Source passage:

[Begin]

We know one dimensional equation for a rod is given as,

$\dfrac{\delta u}{\delta t} = c^2\dfrac{\delta^2 u}{\delta x^2}$

It's solution can be given as $u(x,t) = (C_1cos(px) + C_2sin(px))e^{-c^2p^2t}$

At x = 0 ,$u(x,t) = 0 = u(0,t) = C_1e^{-c^2p^2t}$

Hence, $C_1 = 0$

$u(x,t) = C_2sin(px)e^{-c^2p^2t}$

Using condition u(a,t) = 0

Hence, $C_2sin(px)e^{-c^2p^2t} = 0$

But actually it is not equal to zero to get the desired solution

then, $sin(px) = 0$

$pa = n\pi$

Hence, $p = \dfrac{n\pi}{a}$

Putting the value of p in above equation, we get

$u(x,t) = C_2sin{\dfrac{n\pi x}{a}}e^-\dfrac{n^2\pi^2kt}{a^2}$

where, n = 0,1,2,3.....

[End]

Prompt 1:
Mark each statement about the rod equation derivation as yes or no, and quote the exact words from the derivation that decide it.
(a) The derivation concludes that $C_1$ equals zero.
(b) The derivation gives p as nπ divided by a.
(c) The derivation lists the values of n as starting from 1.
Prompt 2:
Use the rod equation derivation to answer these questions.
(a) At what value of x is the first condition applied?
(b) What condition is used after $C_1$ is found?
(c) What values of n are listed at the end?
Prompt 3: Carry on with the derivation of the rod equation, starting right after its final line.

Element box annotations
[Begin]

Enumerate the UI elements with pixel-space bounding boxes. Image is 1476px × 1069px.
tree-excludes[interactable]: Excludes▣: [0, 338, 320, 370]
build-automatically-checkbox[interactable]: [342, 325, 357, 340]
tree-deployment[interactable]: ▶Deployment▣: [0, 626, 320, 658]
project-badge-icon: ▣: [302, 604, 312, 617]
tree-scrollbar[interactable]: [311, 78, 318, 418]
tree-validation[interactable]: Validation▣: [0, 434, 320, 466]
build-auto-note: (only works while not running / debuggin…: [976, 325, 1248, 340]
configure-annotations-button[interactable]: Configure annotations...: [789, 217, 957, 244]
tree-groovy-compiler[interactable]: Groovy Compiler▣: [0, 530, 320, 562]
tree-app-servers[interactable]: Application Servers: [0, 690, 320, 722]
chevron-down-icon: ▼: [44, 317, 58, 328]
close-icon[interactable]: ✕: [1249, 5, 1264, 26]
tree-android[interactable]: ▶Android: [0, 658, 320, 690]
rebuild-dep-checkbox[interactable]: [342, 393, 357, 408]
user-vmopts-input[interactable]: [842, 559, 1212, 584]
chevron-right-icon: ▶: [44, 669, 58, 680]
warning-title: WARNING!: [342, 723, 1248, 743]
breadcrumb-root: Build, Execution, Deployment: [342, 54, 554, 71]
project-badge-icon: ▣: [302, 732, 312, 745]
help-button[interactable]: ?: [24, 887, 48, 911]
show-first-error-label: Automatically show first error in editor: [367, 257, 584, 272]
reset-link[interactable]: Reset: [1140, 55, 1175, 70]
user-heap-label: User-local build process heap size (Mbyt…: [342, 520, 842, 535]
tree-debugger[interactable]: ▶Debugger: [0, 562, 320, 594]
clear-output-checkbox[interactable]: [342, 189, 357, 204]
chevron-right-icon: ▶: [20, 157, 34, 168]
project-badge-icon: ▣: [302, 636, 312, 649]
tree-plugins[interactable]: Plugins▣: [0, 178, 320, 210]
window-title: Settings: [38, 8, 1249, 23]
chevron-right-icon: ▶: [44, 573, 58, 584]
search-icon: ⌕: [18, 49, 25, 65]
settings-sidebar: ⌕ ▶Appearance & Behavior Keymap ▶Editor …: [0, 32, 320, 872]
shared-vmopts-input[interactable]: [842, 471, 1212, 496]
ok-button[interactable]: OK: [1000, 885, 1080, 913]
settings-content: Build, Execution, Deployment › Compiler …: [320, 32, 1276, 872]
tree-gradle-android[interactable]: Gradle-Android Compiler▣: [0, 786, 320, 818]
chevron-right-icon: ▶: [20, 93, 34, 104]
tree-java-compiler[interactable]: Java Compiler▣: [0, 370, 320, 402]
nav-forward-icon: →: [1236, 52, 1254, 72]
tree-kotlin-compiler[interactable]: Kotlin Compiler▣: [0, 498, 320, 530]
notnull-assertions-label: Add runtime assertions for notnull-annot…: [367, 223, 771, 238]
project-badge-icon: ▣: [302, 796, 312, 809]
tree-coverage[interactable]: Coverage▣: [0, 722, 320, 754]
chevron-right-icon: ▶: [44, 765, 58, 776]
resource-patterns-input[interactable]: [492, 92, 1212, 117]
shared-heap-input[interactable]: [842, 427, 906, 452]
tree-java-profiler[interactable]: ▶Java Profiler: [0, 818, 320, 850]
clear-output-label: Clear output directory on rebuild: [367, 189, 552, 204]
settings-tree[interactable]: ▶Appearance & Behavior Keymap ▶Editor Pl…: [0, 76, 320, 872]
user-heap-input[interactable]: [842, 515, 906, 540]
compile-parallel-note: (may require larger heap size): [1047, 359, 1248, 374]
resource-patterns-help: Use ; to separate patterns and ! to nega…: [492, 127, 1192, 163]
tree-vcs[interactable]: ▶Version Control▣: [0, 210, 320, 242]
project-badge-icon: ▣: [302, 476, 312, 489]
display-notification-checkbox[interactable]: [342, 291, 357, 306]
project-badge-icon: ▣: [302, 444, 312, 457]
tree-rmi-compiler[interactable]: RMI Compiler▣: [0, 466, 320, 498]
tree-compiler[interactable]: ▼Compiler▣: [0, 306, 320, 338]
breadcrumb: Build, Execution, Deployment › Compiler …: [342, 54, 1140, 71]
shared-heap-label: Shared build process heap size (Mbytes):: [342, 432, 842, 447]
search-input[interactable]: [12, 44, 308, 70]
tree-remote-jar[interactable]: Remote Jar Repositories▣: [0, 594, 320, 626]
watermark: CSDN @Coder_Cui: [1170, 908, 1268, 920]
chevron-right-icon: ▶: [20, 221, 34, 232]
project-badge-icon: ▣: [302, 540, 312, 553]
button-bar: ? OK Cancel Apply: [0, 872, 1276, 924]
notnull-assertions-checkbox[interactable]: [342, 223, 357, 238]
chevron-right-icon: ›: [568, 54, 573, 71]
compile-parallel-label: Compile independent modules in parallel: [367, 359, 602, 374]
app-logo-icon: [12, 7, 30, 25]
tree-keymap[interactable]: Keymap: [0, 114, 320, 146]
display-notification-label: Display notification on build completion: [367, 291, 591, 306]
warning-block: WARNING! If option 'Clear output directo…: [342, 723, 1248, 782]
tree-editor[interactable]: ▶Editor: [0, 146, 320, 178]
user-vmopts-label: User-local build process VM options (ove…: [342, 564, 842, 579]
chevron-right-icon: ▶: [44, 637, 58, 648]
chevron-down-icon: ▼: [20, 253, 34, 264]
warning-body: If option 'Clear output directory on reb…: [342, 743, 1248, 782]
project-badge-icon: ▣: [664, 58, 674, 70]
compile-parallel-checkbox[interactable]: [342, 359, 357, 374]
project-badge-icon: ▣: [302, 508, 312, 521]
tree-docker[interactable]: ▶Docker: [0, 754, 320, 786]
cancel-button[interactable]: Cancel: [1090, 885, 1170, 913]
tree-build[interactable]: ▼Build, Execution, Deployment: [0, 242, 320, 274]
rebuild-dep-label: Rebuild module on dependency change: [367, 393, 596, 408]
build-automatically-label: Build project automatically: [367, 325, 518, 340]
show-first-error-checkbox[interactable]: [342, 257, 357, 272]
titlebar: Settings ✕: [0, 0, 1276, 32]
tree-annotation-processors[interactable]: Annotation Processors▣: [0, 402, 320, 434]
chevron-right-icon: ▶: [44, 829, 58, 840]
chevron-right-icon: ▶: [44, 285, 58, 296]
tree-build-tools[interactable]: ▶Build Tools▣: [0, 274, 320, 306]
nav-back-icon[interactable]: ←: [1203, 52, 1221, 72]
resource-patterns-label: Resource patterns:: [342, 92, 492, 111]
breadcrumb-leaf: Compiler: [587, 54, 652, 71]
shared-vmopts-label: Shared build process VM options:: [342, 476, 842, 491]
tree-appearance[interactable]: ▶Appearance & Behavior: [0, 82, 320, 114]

[End]

Expected output 1:
(a) Yes: "Hence, $C_1 = 0$"
(b) Yes: "Hence, $p = \dfrac{n\pi}{a}$"
(c) No: "where, n = 0,1,2,3....."

Expected output 2:
(a) x = 0
(b) u(a,t) = 0
(c) n = 0,1,2,3.....

Expected output 3:
$u(x,t) = \sum_{1}^{\infin}b_nsin{\dfrac{n\pi x}{a}}e^-{\dfrac{n^2\pi^2kt}{a^2}}$ .......(A)

It is given that u(x,0) = f(x)

So, $f(x) = \sum_{1}^{\infin}b_nsin{\dfrac{n\pi x}{a}}$

then $b_n = \dfrac{2}{a}\int _{0}^{a}f(x)sin{\dfrac{n\pi x}{a}}dx$ (Using Fourier Sine Series)

Putting this value of $b_n$ in equation (A) we get the desired equation.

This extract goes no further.